-- CHALLENGE --
Look through the data below and report how many lines include "content". Only the number should be given.

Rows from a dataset
------

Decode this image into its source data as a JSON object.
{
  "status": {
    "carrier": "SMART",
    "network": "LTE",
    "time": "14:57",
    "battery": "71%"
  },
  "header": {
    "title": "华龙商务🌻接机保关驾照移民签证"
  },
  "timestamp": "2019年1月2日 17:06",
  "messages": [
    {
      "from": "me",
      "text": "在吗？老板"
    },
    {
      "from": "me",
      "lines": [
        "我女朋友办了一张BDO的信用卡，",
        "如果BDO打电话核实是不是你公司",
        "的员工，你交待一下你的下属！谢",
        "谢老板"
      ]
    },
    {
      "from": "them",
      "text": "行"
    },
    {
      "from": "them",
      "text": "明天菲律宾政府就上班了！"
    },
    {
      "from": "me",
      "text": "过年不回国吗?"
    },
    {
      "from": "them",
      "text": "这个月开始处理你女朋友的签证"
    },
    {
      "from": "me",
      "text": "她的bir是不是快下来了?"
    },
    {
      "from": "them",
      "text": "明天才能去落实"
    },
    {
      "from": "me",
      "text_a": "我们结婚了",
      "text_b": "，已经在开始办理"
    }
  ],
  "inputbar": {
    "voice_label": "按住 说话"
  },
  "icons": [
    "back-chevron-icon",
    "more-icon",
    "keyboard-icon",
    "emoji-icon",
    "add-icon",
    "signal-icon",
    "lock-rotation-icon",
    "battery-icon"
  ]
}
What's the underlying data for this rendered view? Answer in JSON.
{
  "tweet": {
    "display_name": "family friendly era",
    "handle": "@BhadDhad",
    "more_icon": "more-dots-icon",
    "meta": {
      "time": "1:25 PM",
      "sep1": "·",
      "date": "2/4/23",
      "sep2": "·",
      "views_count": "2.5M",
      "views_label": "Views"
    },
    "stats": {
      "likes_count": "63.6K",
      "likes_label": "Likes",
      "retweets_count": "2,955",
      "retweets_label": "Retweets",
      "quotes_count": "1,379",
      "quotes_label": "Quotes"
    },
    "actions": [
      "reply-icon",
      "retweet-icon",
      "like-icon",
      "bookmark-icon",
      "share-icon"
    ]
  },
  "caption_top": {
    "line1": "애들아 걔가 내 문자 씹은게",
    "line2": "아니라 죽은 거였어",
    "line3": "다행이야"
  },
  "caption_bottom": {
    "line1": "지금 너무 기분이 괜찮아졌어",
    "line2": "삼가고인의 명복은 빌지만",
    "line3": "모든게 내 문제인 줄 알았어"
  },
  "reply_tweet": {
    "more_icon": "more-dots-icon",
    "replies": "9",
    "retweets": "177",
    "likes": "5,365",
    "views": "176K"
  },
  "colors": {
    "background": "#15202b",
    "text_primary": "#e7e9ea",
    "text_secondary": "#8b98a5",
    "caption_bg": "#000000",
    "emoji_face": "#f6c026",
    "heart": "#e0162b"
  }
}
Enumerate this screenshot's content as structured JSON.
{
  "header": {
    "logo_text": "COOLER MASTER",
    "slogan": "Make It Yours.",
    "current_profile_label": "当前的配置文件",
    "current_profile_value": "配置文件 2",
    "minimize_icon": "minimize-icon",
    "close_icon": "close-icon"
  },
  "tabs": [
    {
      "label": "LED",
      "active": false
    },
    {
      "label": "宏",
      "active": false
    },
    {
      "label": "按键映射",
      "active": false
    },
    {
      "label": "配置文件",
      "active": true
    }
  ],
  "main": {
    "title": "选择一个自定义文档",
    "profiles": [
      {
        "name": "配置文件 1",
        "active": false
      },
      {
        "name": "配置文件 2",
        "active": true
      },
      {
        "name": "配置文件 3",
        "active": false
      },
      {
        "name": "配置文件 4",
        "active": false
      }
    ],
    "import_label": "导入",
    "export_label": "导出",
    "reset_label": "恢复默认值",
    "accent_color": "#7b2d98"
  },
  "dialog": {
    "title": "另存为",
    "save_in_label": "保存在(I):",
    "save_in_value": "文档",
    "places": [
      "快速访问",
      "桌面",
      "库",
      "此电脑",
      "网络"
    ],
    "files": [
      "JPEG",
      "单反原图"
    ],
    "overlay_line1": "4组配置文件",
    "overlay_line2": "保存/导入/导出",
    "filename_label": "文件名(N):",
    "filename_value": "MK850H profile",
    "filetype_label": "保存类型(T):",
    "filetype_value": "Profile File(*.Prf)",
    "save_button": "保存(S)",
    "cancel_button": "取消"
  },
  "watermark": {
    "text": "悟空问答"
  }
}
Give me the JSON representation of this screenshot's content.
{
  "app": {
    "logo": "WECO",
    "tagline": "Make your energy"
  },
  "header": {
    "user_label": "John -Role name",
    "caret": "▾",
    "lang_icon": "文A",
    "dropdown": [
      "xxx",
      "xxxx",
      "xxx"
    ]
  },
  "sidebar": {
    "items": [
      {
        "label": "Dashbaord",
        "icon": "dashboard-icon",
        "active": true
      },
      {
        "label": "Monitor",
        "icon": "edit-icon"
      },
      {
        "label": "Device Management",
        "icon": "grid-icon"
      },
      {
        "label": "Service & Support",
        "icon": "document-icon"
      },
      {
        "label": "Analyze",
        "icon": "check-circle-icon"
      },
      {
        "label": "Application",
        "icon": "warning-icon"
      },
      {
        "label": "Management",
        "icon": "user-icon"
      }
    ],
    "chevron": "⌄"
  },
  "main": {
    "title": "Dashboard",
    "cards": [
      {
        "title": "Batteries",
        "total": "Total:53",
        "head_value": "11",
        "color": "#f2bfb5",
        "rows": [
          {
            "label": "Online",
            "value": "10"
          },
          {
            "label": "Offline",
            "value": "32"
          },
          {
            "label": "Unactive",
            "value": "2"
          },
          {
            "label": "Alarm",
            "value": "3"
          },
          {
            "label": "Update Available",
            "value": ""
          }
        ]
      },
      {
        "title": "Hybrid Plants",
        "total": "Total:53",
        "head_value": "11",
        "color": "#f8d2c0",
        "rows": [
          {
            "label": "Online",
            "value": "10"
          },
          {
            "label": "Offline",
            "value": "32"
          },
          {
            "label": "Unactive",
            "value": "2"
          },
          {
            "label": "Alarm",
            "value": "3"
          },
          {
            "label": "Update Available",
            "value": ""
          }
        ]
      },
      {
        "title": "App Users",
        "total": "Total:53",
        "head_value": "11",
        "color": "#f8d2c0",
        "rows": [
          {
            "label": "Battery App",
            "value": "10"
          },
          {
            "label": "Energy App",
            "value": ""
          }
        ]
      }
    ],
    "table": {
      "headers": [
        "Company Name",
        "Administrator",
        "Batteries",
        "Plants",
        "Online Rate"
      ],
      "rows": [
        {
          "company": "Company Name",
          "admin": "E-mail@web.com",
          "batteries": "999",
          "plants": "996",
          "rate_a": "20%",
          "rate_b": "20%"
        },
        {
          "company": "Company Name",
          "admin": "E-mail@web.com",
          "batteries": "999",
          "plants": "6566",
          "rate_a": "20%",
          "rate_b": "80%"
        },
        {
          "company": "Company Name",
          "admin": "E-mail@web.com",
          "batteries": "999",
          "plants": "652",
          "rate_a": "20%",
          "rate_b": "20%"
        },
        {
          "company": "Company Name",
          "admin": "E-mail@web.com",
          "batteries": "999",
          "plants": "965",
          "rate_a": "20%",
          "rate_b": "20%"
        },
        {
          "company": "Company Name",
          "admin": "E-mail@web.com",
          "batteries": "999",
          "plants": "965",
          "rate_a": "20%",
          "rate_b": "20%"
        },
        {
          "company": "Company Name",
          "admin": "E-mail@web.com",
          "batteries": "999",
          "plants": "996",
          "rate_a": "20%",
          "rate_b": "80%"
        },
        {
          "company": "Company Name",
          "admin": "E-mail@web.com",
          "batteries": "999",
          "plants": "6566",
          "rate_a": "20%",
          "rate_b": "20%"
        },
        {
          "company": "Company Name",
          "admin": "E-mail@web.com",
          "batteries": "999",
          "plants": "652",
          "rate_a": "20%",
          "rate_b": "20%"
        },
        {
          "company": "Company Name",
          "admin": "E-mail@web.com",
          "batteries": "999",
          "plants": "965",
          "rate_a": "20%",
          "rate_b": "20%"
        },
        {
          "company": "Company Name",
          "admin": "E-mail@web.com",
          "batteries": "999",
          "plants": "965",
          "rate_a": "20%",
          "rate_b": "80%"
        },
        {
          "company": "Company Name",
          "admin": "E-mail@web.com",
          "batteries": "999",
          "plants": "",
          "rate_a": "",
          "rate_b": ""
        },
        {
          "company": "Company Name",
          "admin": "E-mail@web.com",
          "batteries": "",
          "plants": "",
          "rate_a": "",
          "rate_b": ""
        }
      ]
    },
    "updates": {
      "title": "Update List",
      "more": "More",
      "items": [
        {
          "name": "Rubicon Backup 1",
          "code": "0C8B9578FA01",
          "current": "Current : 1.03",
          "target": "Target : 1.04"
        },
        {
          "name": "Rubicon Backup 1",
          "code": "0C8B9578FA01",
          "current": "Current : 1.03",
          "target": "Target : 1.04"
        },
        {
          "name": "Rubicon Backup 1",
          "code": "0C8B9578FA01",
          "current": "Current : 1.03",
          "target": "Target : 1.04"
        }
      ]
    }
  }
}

------

-- RESULT OF THE EXERCISE --
2